Select each line where the word "développement" appears.

[BEGIN DATA SHOWN]

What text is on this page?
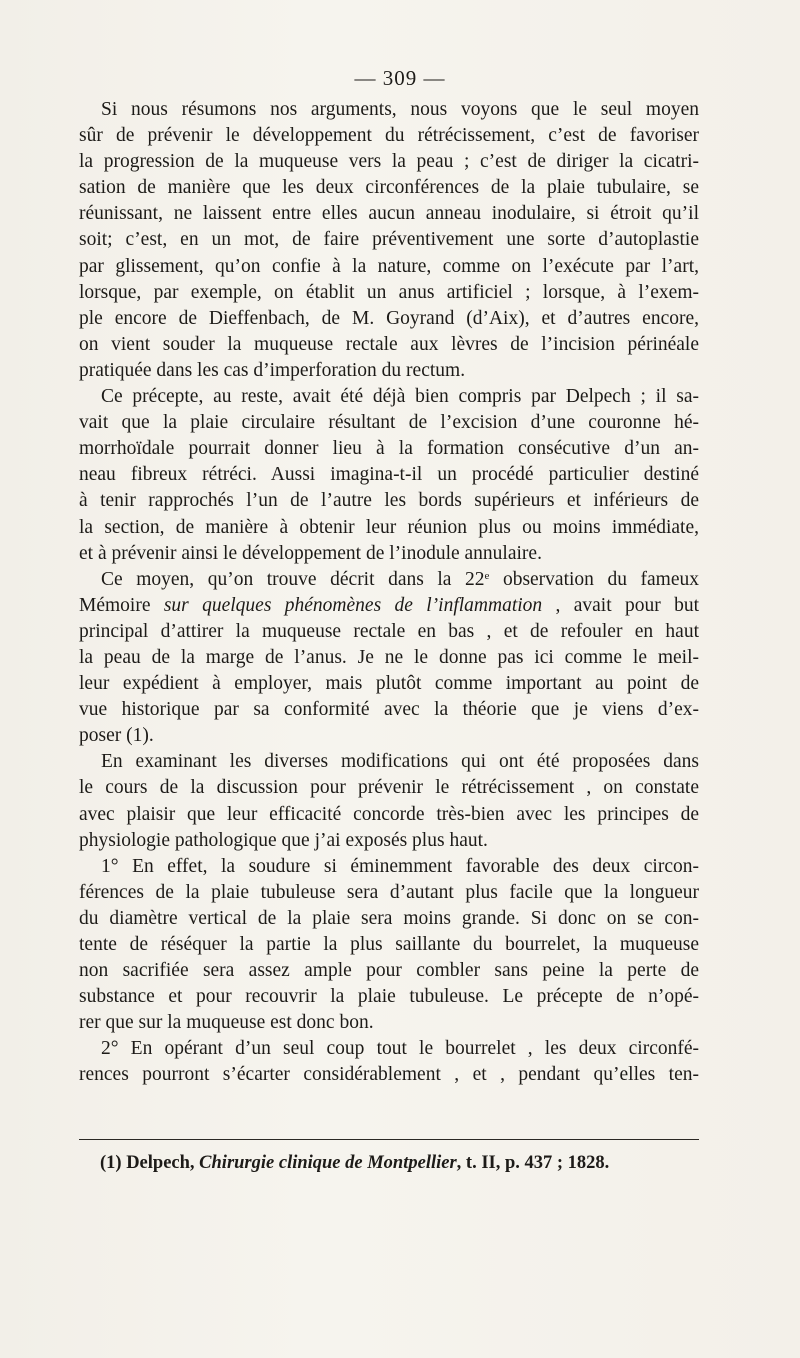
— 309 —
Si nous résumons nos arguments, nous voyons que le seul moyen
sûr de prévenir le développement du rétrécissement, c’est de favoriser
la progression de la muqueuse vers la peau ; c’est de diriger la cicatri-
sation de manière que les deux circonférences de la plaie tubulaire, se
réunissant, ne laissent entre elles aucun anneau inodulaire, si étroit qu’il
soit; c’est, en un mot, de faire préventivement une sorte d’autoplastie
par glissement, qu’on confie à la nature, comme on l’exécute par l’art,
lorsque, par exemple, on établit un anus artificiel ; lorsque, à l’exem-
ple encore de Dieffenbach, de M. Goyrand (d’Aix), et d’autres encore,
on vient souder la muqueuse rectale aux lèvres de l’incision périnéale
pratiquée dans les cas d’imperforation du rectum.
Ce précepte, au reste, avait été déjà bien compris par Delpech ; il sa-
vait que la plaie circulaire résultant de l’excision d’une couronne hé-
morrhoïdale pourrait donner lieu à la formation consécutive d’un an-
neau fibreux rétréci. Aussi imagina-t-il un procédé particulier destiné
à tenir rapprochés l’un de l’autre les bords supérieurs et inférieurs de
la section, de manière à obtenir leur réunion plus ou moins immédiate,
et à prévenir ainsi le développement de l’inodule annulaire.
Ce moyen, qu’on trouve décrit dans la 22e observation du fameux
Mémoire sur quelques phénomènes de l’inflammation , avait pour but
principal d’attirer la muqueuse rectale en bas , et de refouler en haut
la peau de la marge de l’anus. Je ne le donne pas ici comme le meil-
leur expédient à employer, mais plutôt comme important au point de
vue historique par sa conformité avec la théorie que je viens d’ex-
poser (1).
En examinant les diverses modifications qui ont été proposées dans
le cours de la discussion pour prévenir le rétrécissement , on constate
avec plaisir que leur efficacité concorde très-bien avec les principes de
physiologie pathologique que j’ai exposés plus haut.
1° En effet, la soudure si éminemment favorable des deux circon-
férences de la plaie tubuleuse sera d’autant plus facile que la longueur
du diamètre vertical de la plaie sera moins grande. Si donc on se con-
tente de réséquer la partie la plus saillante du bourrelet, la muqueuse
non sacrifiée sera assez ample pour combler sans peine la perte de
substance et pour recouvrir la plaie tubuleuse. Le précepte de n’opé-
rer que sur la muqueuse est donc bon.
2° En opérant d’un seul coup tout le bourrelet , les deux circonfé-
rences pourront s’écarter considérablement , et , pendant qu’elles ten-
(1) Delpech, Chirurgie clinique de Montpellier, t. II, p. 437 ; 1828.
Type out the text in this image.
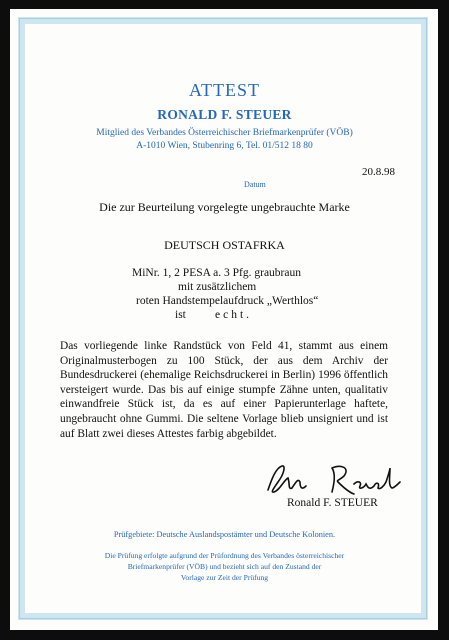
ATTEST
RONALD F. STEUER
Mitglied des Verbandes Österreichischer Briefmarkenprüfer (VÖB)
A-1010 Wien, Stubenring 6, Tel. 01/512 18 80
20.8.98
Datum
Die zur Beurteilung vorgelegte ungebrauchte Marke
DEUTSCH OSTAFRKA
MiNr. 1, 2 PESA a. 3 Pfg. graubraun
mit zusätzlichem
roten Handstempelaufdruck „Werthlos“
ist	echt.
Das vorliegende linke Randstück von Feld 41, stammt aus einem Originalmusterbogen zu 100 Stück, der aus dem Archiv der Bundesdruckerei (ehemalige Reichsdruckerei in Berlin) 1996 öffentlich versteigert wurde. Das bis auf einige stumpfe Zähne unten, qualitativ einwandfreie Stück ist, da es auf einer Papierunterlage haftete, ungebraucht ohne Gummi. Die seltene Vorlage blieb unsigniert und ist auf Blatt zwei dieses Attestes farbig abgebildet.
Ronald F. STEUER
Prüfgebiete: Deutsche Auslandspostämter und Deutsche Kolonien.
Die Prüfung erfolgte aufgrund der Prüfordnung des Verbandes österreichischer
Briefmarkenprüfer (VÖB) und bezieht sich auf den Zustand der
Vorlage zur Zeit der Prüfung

[END DATA SHOWN]
[BEGIN DATA SHOWN]

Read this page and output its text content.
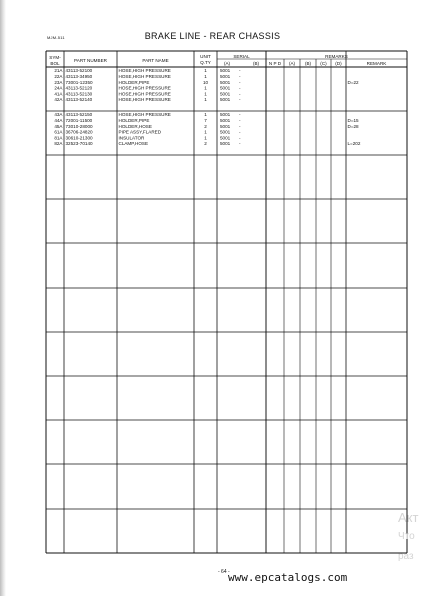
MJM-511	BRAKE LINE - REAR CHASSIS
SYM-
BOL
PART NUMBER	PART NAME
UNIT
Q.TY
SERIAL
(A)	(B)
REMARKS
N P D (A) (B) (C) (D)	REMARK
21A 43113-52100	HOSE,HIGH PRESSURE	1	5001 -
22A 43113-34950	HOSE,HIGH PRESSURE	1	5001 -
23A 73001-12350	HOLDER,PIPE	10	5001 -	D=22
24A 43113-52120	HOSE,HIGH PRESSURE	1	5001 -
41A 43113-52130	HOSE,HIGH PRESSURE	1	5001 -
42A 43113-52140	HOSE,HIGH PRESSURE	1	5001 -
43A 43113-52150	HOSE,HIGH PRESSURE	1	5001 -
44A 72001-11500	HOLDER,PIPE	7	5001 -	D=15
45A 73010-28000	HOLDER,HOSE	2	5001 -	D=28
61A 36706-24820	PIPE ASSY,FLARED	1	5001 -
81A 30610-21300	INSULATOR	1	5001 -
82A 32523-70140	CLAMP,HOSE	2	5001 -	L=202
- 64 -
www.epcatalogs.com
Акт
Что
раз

[END DATA SHOWN]

__WRITTEN SOLUTION__:
sûr de prévenir le développement du rétrécissement, c’est de favoriser
et à prévenir ainsi le développement de l’inodule annulaire.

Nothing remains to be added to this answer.